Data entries
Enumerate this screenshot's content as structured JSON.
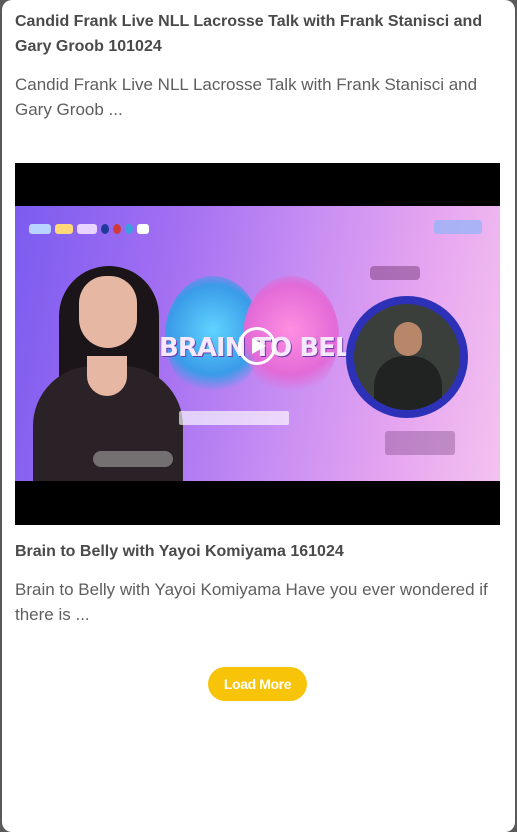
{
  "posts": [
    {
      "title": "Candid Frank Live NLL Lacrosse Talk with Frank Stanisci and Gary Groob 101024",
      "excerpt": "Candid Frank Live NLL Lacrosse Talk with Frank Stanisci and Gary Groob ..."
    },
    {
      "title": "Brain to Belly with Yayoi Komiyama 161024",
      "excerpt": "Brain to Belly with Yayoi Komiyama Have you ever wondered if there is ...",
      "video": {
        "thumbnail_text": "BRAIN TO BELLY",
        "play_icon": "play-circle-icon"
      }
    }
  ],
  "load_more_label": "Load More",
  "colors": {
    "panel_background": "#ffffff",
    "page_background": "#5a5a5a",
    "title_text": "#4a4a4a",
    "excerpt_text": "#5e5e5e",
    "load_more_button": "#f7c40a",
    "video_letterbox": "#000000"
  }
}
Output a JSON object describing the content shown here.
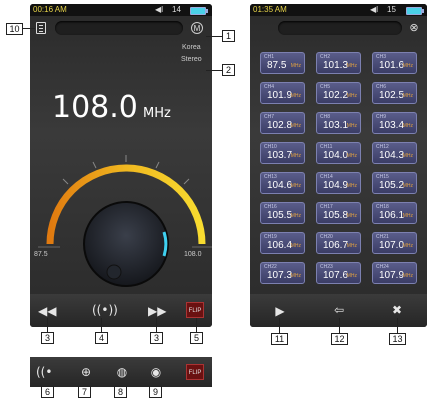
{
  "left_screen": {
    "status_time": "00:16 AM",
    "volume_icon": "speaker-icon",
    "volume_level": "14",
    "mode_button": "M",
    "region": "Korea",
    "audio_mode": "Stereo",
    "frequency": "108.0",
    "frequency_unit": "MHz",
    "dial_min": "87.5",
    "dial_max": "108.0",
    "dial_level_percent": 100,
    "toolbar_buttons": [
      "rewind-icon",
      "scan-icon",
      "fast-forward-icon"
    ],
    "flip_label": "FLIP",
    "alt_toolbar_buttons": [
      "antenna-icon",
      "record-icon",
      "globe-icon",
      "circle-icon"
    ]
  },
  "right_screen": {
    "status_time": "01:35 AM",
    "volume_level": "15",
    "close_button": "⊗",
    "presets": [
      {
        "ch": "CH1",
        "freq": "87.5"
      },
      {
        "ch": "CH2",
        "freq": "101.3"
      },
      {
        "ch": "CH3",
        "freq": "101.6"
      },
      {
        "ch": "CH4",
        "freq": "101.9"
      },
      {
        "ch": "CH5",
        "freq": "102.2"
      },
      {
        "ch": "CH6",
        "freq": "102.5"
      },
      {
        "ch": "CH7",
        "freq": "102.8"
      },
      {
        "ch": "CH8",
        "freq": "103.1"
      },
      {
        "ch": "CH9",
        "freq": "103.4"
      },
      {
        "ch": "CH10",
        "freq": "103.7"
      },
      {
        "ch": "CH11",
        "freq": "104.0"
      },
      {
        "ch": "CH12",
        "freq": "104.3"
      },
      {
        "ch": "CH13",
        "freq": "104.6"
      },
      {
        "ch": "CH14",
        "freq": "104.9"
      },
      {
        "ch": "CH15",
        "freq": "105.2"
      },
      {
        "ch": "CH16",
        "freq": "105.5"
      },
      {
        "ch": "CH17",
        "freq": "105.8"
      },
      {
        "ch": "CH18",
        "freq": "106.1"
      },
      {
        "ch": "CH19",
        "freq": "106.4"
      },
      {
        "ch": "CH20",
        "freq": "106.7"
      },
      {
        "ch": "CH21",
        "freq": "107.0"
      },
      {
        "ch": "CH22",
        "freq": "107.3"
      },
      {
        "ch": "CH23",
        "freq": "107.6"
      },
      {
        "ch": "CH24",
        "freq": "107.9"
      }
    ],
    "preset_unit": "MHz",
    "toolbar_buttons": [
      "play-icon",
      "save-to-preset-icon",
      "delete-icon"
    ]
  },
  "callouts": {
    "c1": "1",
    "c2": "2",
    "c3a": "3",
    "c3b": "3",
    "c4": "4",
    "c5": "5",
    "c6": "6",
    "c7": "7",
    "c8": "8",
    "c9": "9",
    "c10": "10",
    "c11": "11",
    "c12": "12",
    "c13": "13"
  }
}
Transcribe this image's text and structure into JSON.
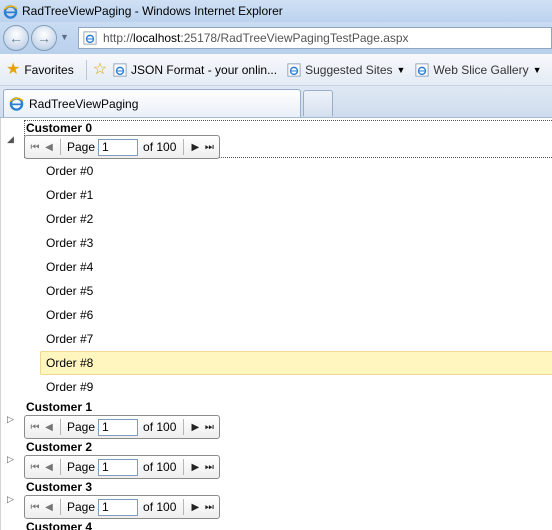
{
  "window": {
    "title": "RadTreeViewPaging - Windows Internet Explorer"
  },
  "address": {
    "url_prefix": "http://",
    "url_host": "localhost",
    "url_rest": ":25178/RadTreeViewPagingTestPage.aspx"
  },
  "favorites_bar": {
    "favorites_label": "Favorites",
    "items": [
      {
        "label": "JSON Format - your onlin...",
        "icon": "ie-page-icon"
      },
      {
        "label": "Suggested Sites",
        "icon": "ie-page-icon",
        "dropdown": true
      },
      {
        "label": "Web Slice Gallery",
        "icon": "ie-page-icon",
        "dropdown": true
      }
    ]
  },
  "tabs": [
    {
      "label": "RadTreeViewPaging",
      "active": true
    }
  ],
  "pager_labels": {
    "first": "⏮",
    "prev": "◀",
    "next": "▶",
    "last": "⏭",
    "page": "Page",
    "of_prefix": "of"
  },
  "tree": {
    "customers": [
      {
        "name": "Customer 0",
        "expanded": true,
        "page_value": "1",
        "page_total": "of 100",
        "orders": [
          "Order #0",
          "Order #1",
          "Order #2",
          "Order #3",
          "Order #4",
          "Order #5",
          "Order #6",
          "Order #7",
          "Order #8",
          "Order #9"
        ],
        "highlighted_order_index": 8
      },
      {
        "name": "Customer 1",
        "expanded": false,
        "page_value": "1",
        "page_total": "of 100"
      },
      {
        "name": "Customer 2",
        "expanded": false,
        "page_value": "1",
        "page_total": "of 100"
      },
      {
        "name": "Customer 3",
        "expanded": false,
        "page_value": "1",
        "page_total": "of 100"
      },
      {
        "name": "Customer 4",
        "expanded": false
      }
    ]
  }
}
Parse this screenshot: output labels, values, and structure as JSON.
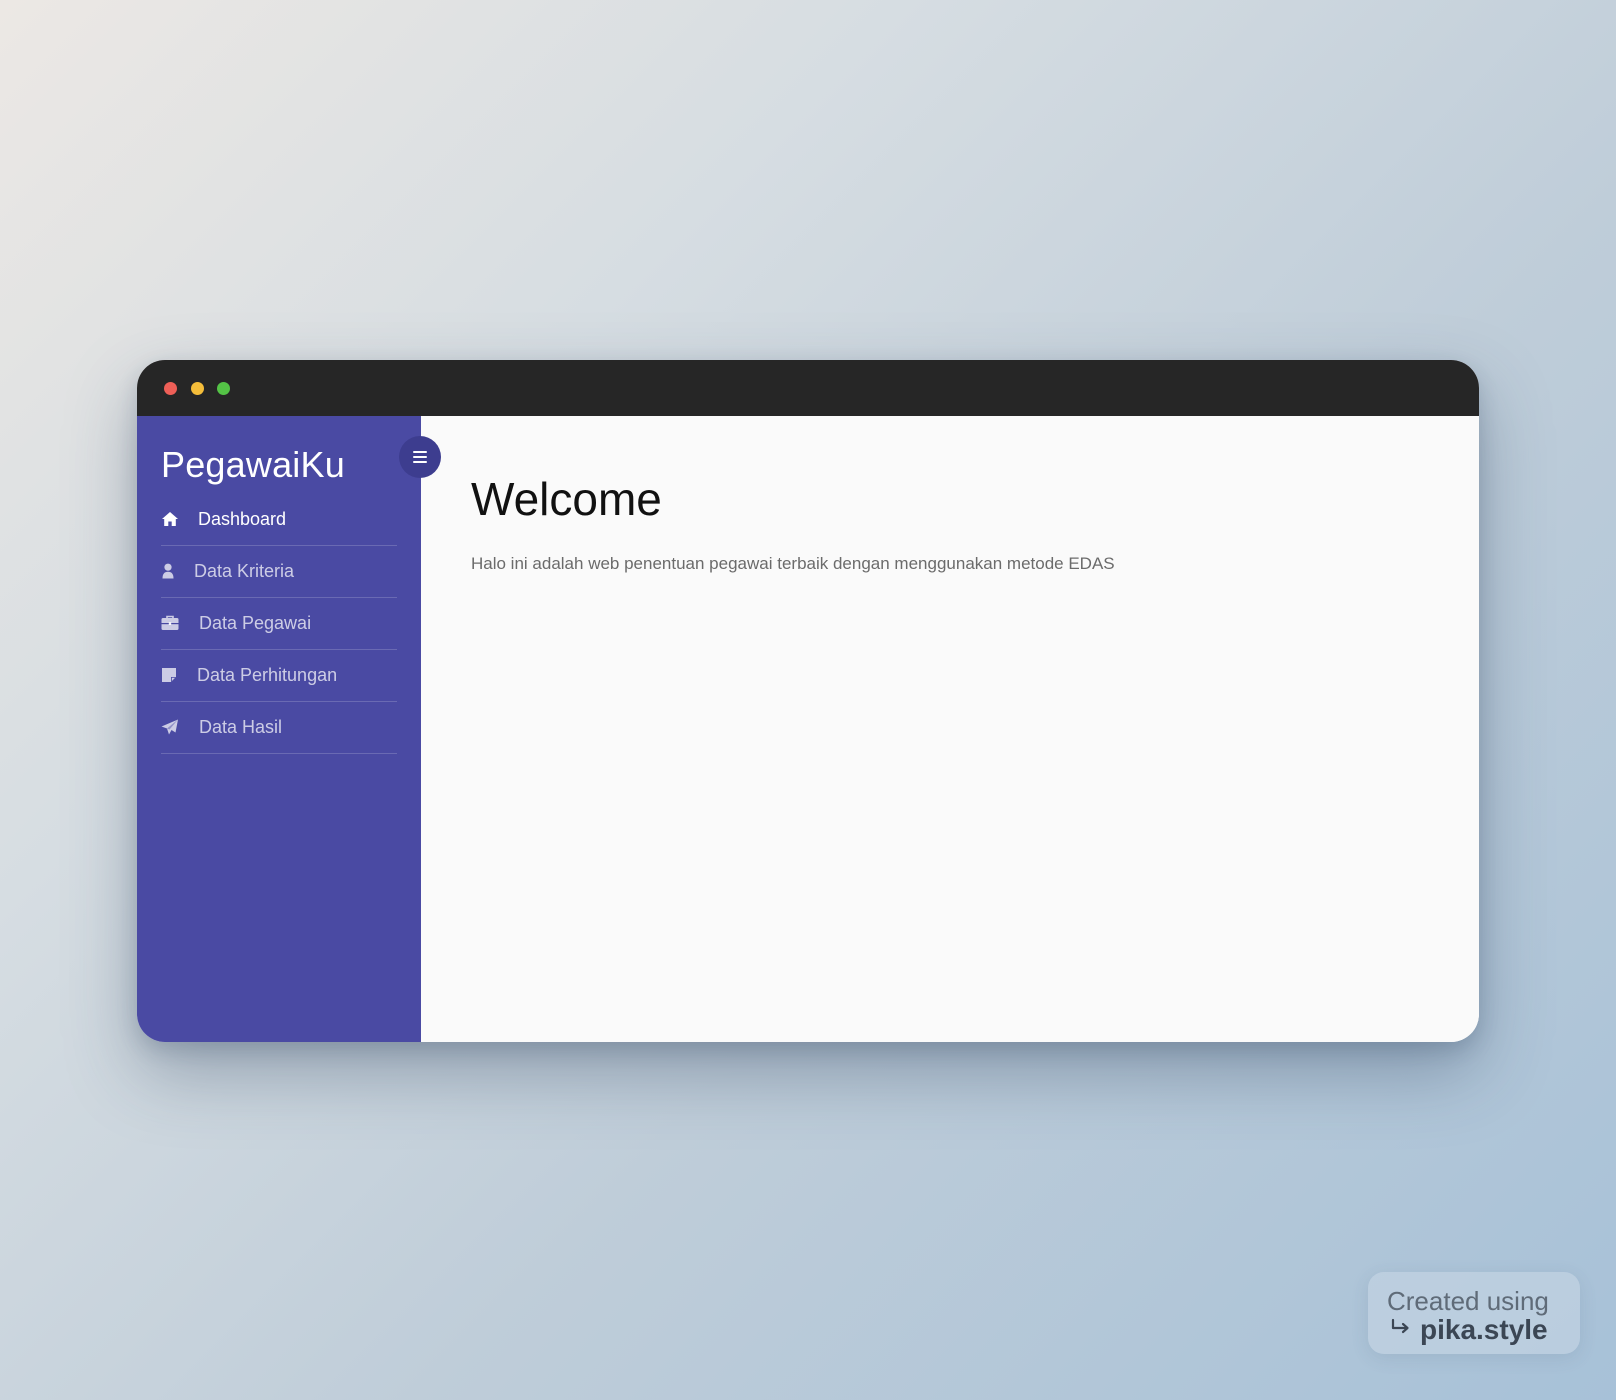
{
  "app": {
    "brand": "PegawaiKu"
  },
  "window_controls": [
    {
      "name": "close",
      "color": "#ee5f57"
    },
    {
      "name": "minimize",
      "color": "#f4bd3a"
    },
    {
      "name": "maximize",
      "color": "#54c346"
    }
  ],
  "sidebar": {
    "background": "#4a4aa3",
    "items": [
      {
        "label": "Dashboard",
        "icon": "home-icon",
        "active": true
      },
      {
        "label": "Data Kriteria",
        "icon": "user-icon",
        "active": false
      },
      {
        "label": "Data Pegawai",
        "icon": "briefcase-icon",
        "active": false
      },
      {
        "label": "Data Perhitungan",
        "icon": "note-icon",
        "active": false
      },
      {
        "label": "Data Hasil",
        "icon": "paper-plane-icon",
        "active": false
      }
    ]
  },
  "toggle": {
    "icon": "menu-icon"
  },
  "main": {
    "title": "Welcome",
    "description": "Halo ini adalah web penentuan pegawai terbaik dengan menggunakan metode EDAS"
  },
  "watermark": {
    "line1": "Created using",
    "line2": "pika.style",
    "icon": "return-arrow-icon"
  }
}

YOUR INSTRUCTIONS
Skip the pictures; extract only the lines from the line with "Parse this screenshot: output" through the final line of the material, exactly as they appear.

ANSWER TO THE TASK
Parse this screenshot: output labels, values, and structure as JSON.
{
  "app": {
    "brand": "PegawaiKu"
  },
  "window_controls": [
    {
      "name": "close",
      "color": "#ee5f57"
    },
    {
      "name": "minimize",
      "color": "#f4bd3a"
    },
    {
      "name": "maximize",
      "color": "#54c346"
    }
  ],
  "sidebar": {
    "background": "#4a4aa3",
    "items": [
      {
        "label": "Dashboard",
        "icon": "home-icon",
        "active": true
      },
      {
        "label": "Data Kriteria",
        "icon": "user-icon",
        "active": false
      },
      {
        "label": "Data Pegawai",
        "icon": "briefcase-icon",
        "active": false
      },
      {
        "label": "Data Perhitungan",
        "icon": "note-icon",
        "active": false
      },
      {
        "label": "Data Hasil",
        "icon": "paper-plane-icon",
        "active": false
      }
    ]
  },
  "toggle": {
    "icon": "menu-icon"
  },
  "main": {
    "title": "Welcome",
    "description": "Halo ini adalah web penentuan pegawai terbaik dengan menggunakan metode EDAS"
  },
  "watermark": {
    "line1": "Created using",
    "line2": "pika.style",
    "icon": "return-arrow-icon"
  }
}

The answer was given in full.